=== Task instructions ===
Copy out every line in the items below, starting at the one containing "x-tick-label: 350 bbox=[502, 400, 516, 410]" and continuing down to the one containing "x-tick-label: 50 bbox=[339, 400, 349, 410]", with both of those lines included.

(begin)

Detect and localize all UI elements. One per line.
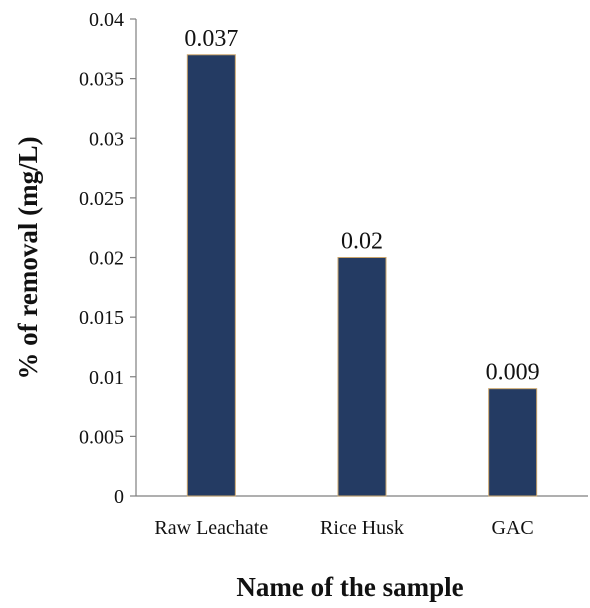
- bar: [337, 257, 387, 497]
- y-tick-label: 0.04: [89, 9, 124, 31]
- y-tick-label: 0.035: [79, 69, 124, 91]
- y-tick-label: 0.02: [89, 248, 124, 270]
- category-label: GAC: [492, 517, 534, 539]
- plot-area: 0 0.005 0.01 0.015 0.02 0.025 0.03 0.035 0.04 0.0…: [79, 9, 588, 539]
- category-label: Rice Husk: [320, 517, 404, 539]
- category-label: Raw Leachate: [154, 517, 268, 539]
- y-tick-label: 0: [114, 486, 124, 508]
- y-tick-label: 0.005: [79, 426, 124, 448]
- y-axis-title: % of removal (mg/L): [13, 136, 43, 379]
- bar: [186, 54, 236, 497]
- data-label: 0.02: [341, 229, 383, 255]
- y-tick-label: 0.03: [89, 128, 124, 150]
- y-tick-label: 0.015: [79, 307, 124, 329]
- y-tick-label: 0.01: [89, 367, 124, 389]
- y-tick-label: 0.025: [79, 188, 124, 210]
- x-axis-title: Name of the sample: [236, 572, 463, 602]
- data-label: 0.037: [184, 26, 238, 52]
- data-label: 0.009: [486, 360, 540, 386]
- bar: [488, 388, 538, 497]
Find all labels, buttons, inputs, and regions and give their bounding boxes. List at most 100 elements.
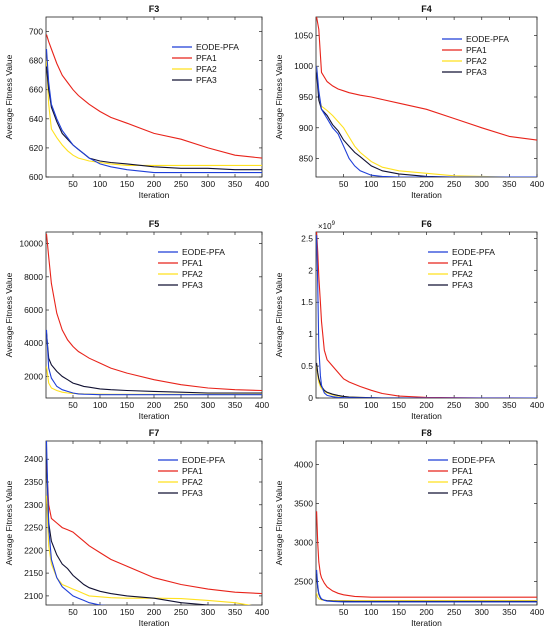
x-tick-label: 350 bbox=[502, 400, 516, 410]
x-tick-label: 50 bbox=[339, 607, 349, 617]
y-axis-label: Average Fitness Value bbox=[4, 272, 14, 357]
x-tick-label: 350 bbox=[228, 400, 242, 410]
x-axis-label: Iteration bbox=[139, 618, 170, 628]
x-tick-label: 150 bbox=[120, 607, 134, 617]
legend-label: PFA1 bbox=[196, 53, 217, 63]
y-axis-label: Average Fitness Value bbox=[4, 54, 14, 139]
legend-label: PFA2 bbox=[452, 269, 473, 279]
y-axis-label: Average Fitness Value bbox=[274, 54, 284, 139]
x-tick-label: 350 bbox=[502, 179, 516, 189]
y-tick-label: 600 bbox=[29, 172, 43, 182]
x-tick-label: 250 bbox=[174, 179, 188, 189]
x-tick-label: 350 bbox=[502, 607, 516, 617]
chart-panel-f8: 50 100 150 200 250 300 350 400 2500 3000 3500 4000 F… bbox=[274, 428, 544, 628]
chart-title: F6 bbox=[421, 219, 432, 229]
legend-label: PFA3 bbox=[182, 488, 203, 498]
y-tick-label: 640 bbox=[29, 114, 43, 124]
legend-label: PFA2 bbox=[452, 477, 473, 487]
y-tick-label: 10000 bbox=[19, 239, 43, 249]
x-tick-label: 50 bbox=[339, 400, 349, 410]
x-axis-label: Iteration bbox=[411, 411, 442, 421]
legend-label: EODE-PFA bbox=[182, 247, 225, 257]
x-tick-label: 150 bbox=[392, 400, 406, 410]
chart-panel-f3: 50 100 150 200 250 300 350 400 600 620 640 660 680 70… bbox=[4, 4, 269, 200]
chart-title: F8 bbox=[421, 428, 432, 438]
x-axis-label: Iteration bbox=[411, 618, 442, 628]
x-tick-label: 300 bbox=[201, 607, 215, 617]
x-tick-label: 100 bbox=[364, 179, 378, 189]
x-tick-label: 400 bbox=[530, 179, 544, 189]
x-tick-label: 100 bbox=[93, 400, 107, 410]
y-tick-label: 0.5 bbox=[301, 361, 313, 371]
x-tick-label: 400 bbox=[255, 607, 269, 617]
x-tick-label: 150 bbox=[120, 179, 134, 189]
x-tick-label: 300 bbox=[475, 607, 489, 617]
legend-label: PFA3 bbox=[466, 67, 487, 77]
x-tick-label: 250 bbox=[174, 607, 188, 617]
x-tick-label: 250 bbox=[174, 400, 188, 410]
y-tick-label: 3500 bbox=[294, 498, 313, 508]
series-line-pfa3 bbox=[316, 362, 537, 398]
legend-label: EODE-PFA bbox=[452, 247, 495, 257]
y-axis-label: Average Fitness Value bbox=[4, 480, 14, 565]
legend-label: EODE-PFA bbox=[196, 42, 239, 52]
chart-title: F7 bbox=[149, 428, 160, 438]
series-line-pfa2 bbox=[316, 593, 537, 602]
y-multiplier: ×109 bbox=[318, 221, 336, 231]
x-tick-label: 300 bbox=[201, 179, 215, 189]
legend-label: PFA1 bbox=[466, 45, 487, 55]
y-tick-label: 4000 bbox=[24, 338, 43, 348]
x-tick-label: 100 bbox=[93, 607, 107, 617]
series-group bbox=[46, 233, 262, 396]
legend-label: PFA1 bbox=[182, 466, 203, 476]
plot-area bbox=[45, 231, 263, 399]
x-tick-label: 200 bbox=[147, 400, 161, 410]
y-tick-label: 8000 bbox=[24, 272, 43, 282]
series-group bbox=[316, 232, 537, 398]
y-tick-label: 2200 bbox=[24, 545, 43, 555]
y-tick-label: 0 bbox=[308, 393, 313, 403]
legend-label: PFA2 bbox=[466, 56, 487, 66]
y-tick-label: 2500 bbox=[294, 577, 313, 587]
series-line-eode-pfa bbox=[46, 441, 107, 605]
x-tick-label: 50 bbox=[339, 179, 349, 189]
y-axis-label: Average Fitness Value bbox=[274, 272, 284, 357]
y-axis-label: Average Fitness Value bbox=[274, 480, 284, 565]
x-tick-label: 200 bbox=[147, 179, 161, 189]
series-line-pfa2 bbox=[46, 60, 262, 166]
y-tick-label: 1.5 bbox=[301, 297, 313, 307]
legend-label: PFA3 bbox=[196, 75, 217, 85]
chart-title: F5 bbox=[149, 219, 160, 229]
x-tick-label: 400 bbox=[255, 400, 269, 410]
x-tick-label: 400 bbox=[255, 179, 269, 189]
series-group bbox=[316, 511, 537, 603]
y-tick-label: 850 bbox=[299, 154, 313, 164]
series-line-eode-pfa bbox=[316, 66, 537, 177]
y-tick-label: 2300 bbox=[24, 500, 43, 510]
y-tick-label: 2150 bbox=[24, 568, 43, 578]
y-tick-label: 2000 bbox=[24, 371, 43, 381]
y-tick-label: 1050 bbox=[294, 30, 313, 40]
series-line-eode-pfa bbox=[46, 329, 262, 396]
x-tick-label: 250 bbox=[447, 607, 461, 617]
x-tick-label: 200 bbox=[419, 400, 433, 410]
y-tick-label: 2250 bbox=[24, 523, 43, 533]
x-tick-label: 200 bbox=[419, 179, 433, 189]
legend-label: PFA3 bbox=[452, 488, 473, 498]
legend-label: PFA2 bbox=[182, 269, 203, 279]
series-line-pfa3 bbox=[46, 459, 225, 605]
x-tick-label: 300 bbox=[201, 400, 215, 410]
x-tick-label: 150 bbox=[392, 607, 406, 617]
x-tick-label: 400 bbox=[530, 607, 544, 617]
x-tick-label: 400 bbox=[530, 400, 544, 410]
plot-area bbox=[45, 16, 263, 178]
x-axis-label: Iteration bbox=[139, 190, 170, 200]
y-tick-label: 900 bbox=[299, 123, 313, 133]
chart-title: F4 bbox=[421, 4, 432, 14]
x-tick-label: 50 bbox=[68, 400, 78, 410]
chart-title: F3 bbox=[149, 4, 160, 14]
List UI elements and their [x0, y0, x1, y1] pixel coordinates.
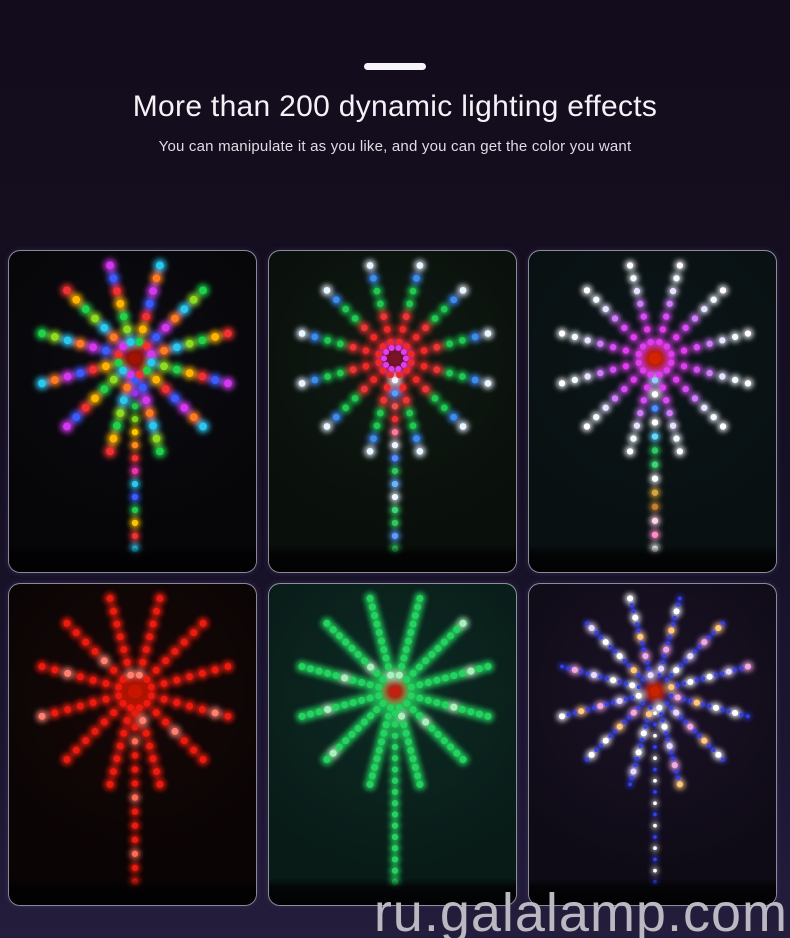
firework-panel-all-red [8, 583, 257, 906]
firework-panel-red-green-blue [268, 250, 517, 573]
table-edge-shadow [9, 878, 256, 905]
divider-pill [364, 63, 426, 70]
table-edge-shadow [529, 545, 776, 572]
table-edge-shadow [529, 878, 776, 905]
firework-photo [35, 258, 235, 555]
page-title: More than 200 dynamic lighting effects [132, 90, 658, 123]
table-edge-shadow [269, 545, 516, 572]
page-subtitle: You can manipulate it as you like, and y… [158, 138, 632, 155]
firework-panel-all-green [268, 583, 517, 906]
firework-panel-purple-to-white [528, 250, 777, 573]
firework-photo [556, 593, 754, 886]
firework-panel-multicolor-rainbow [8, 250, 257, 573]
table-edge-shadow [9, 545, 256, 572]
firework-photo [36, 592, 234, 888]
table-edge-shadow [269, 878, 516, 905]
firework-photo [295, 592, 494, 888]
panels-grid [8, 250, 777, 906]
watermark-text: ru.galalamp.com [373, 883, 788, 938]
firework-photo [296, 259, 494, 555]
firework-panel-blue-with-white [528, 583, 777, 906]
firework-photo [556, 260, 754, 555]
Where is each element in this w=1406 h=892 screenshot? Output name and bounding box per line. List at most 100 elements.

(end)

=== Finished task ===
x-tick-label: 350 bbox=[502, 400, 516, 410]
x-tick-label: 50 bbox=[339, 607, 349, 617]
y-axis-label: Average Fitness Value bbox=[4, 272, 14, 357]
x-tick-label: 350 bbox=[228, 400, 242, 410]
x-axis-label: Iteration bbox=[139, 618, 170, 628]
x-tick-label: 150 bbox=[120, 607, 134, 617]
legend-label: PFA1 bbox=[196, 53, 217, 63]
y-axis-label: Average Fitness Value bbox=[4, 54, 14, 139]
legend-label: PFA2 bbox=[452, 269, 473, 279]
y-axis-label: Average Fitness Value bbox=[274, 54, 284, 139]
x-tick-label: 350 bbox=[502, 179, 516, 189]
y-tick-label: 600 bbox=[29, 172, 43, 182]
x-tick-label: 250 bbox=[174, 179, 188, 189]
x-tick-label: 350 bbox=[502, 607, 516, 617]
chart-panel-f8: 50 100 150 200 250 300 350 400 2500 3000 3500 4000 F… bbox=[274, 428, 544, 628]
chart-title: F6 bbox=[421, 219, 432, 229]
legend-label: PFA3 bbox=[182, 488, 203, 498]
y-tick-label: 640 bbox=[29, 114, 43, 124]
legend-label: PFA2 bbox=[452, 477, 473, 487]
y-tick-label: 10000 bbox=[19, 239, 43, 249]
x-tick-label: 50 bbox=[339, 400, 349, 410]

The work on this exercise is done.